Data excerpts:
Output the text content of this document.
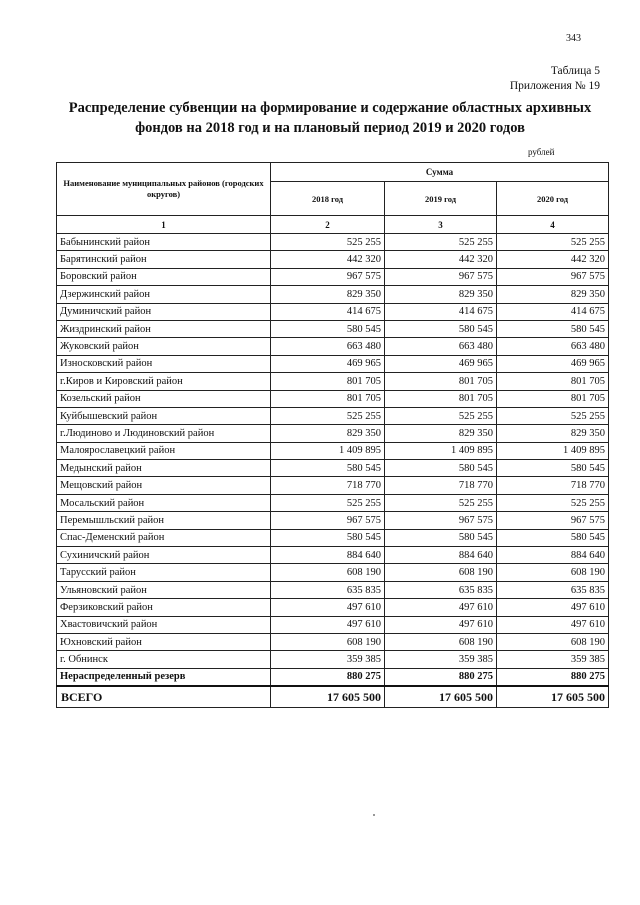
343
Таблица 5
Приложения № 19
Распределение субвенции на формирование и содержание областных архивных
фондов на 2018 год и на плановый период 2019 и 2020 годов
рублей
Наименование муниципальных районов (городских округов)	Сумма		
	2018 год	2019 год	2020 год
1	2	3	4
Бабынинский район	525 255	525 255	525 255
Барятинский район	442 320	442 320	442 320
Боровский район	967 575	967 575	967 575
Дзержинский район	829 350	829 350	829 350
Думиничский район	414 675	414 675	414 675
Жиздринский район	580 545	580 545	580 545
Жуковский район	663 480	663 480	663 480
Износковский район	469 965	469 965	469 965
г.Киров и Кировский район	801 705	801 705	801 705
Козельский район	801 705	801 705	801 705
Куйбышевский район	525 255	525 255	525 255
г.Людиново и Людиновский район	829 350	829 350	829 350
Малоярославецкий район	1 409 895	1 409 895	1 409 895
Медынский район	580 545	580 545	580 545
Мещовский район	718 770	718 770	718 770
Мосальский район	525 255	525 255	525 255
Перемышльский район	967 575	967 575	967 575
Спас-Деменский район	580 545	580 545	580 545
Сухиничский район	884 640	884 640	884 640
Тарусский район	608 190	608 190	608 190
Ульяновский район	635 835	635 835	635 835
Ферзиковский район	497 610	497 610	497 610
Хвастовичский район	497 610	497 610	497 610
Юхновский район	608 190	608 190	608 190
г. Обнинск	359 385	359 385	359 385
Нераспределенный резерв	880 275	880 275	880 275
ВСЕГО	17 605 500	17 605 500	17 605 500
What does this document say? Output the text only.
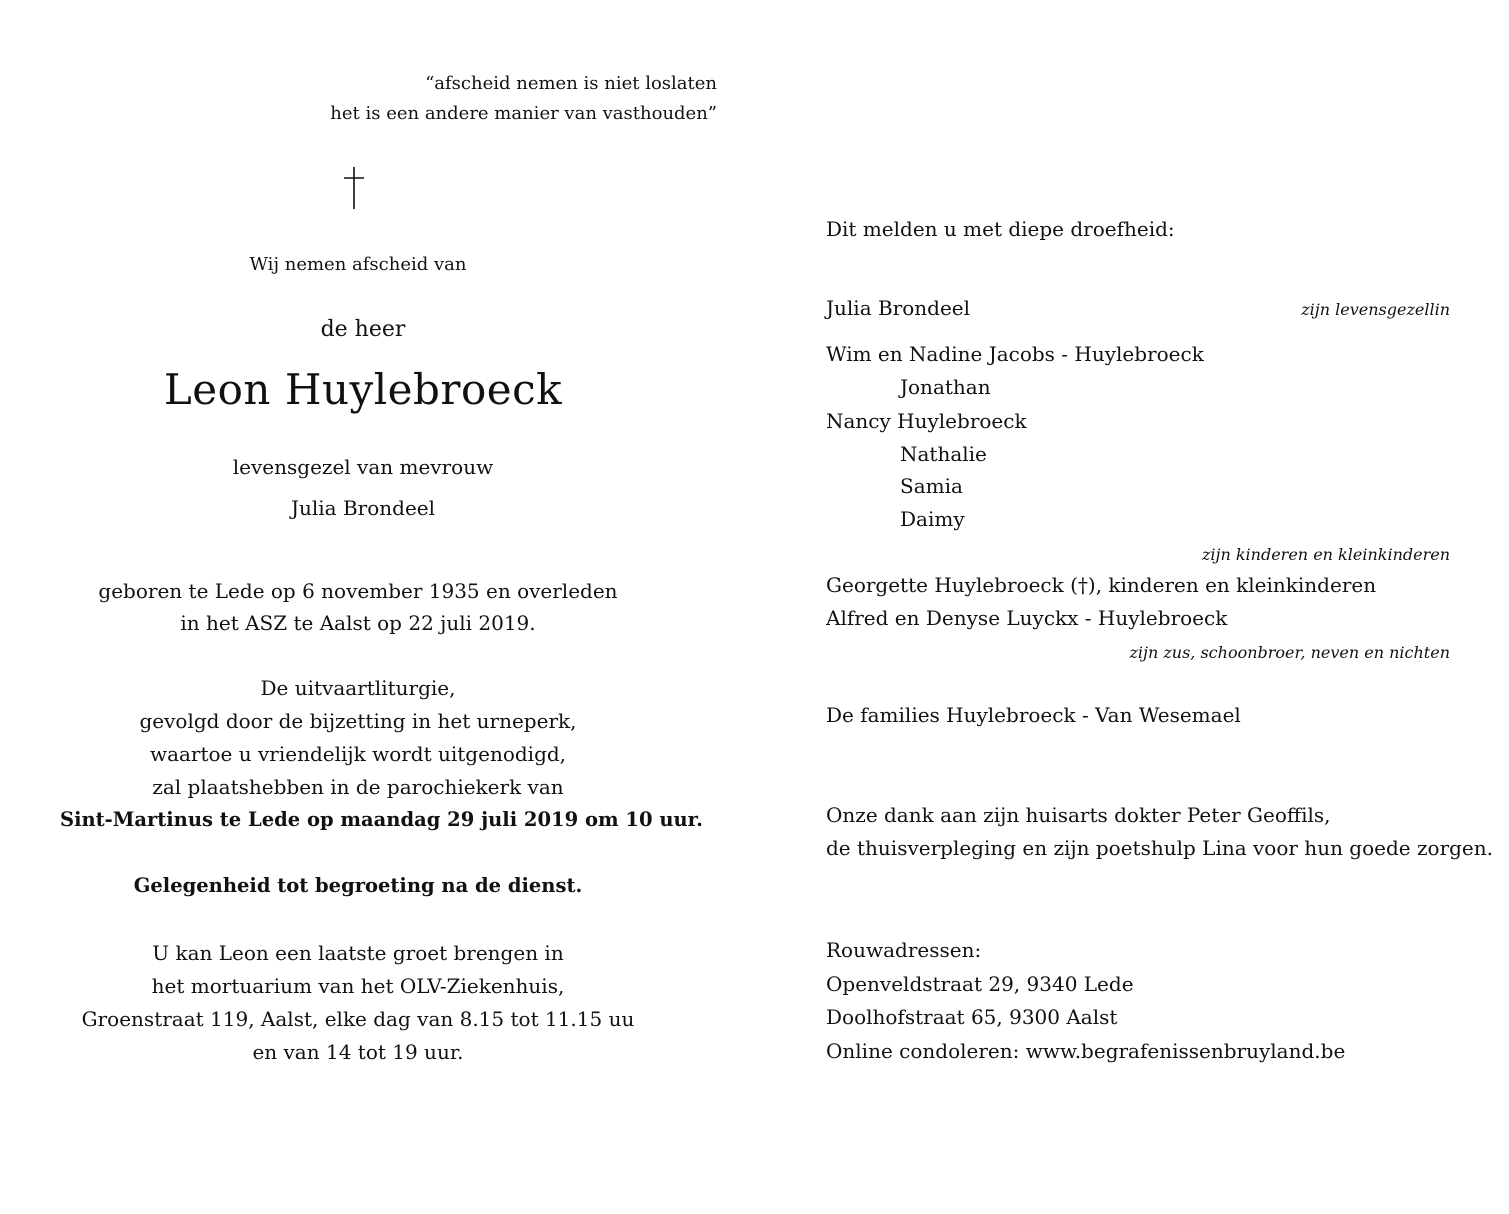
“afscheid nemen is niet loslaten
het is een andere manier van vasthouden”
Wij nemen afscheid van
de heer
Leon Huylebroeck
levensgezel van mevrouw
Julia Brondeel
geboren te Lede op 6 november 1935 en overleden
in het ASZ te Aalst op 22 juli 2019.
De uitvaartliturgie,
gevolgd door de bijzetting in het urneperk,
waartoe u vriendelijk wordt uitgenodigd,
zal plaatshebben in de parochiekerk van
Sint-Martinus te Lede op maandag 29 juli 2019 om 10 uur.
Gelegenheid tot begroeting na de dienst.
U kan Leon een laatste groet brengen in
het mortuarium van het OLV-Ziekenhuis,
Groenstraat 119, Aalst, elke dag van 8.15 tot 11.15 uu
en van 14 tot 19 uur.
Dit melden u met diepe droefheid:
Julia Brondeel	zijn levensgezellin
Wim en Nadine Jacobs - Huylebroeck
Jonathan
Nancy Huylebroeck
Nathalie
Samia
Daimy
zijn kinderen en kleinkinderen
Georgette Huylebroeck (†), kinderen en kleinkinderen
Alfred en Denyse Luyckx - Huylebroeck
zijn zus, schoonbroer, neven en nichten
De families Huylebroeck - Van Wesemael
Onze dank aan zijn huisarts dokter Peter Geoffils,
de thuisverpleging en zijn poetshulp Lina voor hun goede zorgen.
Rouwadressen:
Openveldstraat 29, 9340 Lede
Doolhofstraat 65, 9300 Aalst
Online condoleren: www.begrafenissenbruyland.be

## Short problem
In the records above, locate the line with "What does this"; output it and each line after it through the last one, exactly, omitting pictures.

## Answer to this exercise
What does this document say? Output the text only.
“afscheid nemen is niet loslaten
het is een andere manier van vasthouden”
Wij nemen afscheid van
de heer
Leon Huylebroeck
levensgezel van mevrouw
Julia Brondeel
geboren te Lede op 6 november 1935 en overleden
in het ASZ te Aalst op 22 juli 2019.
De uitvaartliturgie,
gevolgd door de bijzetting in het urneperk,
waartoe u vriendelijk wordt uitgenodigd,
zal plaatshebben in de parochiekerk van
Sint-Martinus te Lede op maandag 29 juli 2019 om 10 uur.
Gelegenheid tot begroeting na de dienst.
U kan Leon een laatste groet brengen in
het mortuarium van het OLV-Ziekenhuis,
Groenstraat 119, Aalst, elke dag van 8.15 tot 11.15 uu
en van 14 tot 19 uur.
Dit melden u met diepe droefheid:
Julia Brondeel	zijn levensgezellin
Wim en Nadine Jacobs - Huylebroeck
Jonathan
Nancy Huylebroeck
Nathalie
Samia
Daimy
zijn kinderen en kleinkinderen
Georgette Huylebroeck (†), kinderen en kleinkinderen
Alfred en Denyse Luyckx - Huylebroeck
zijn zus, schoonbroer, neven en nichten
De families Huylebroeck - Van Wesemael
Onze dank aan zijn huisarts dokter Peter Geoffils,
de thuisverpleging en zijn poetshulp Lina voor hun goede zorgen.
Rouwadressen:
Openveldstraat 29, 9340 Lede
Doolhofstraat 65, 9300 Aalst
Online condoleren: www.begrafenissenbruyland.be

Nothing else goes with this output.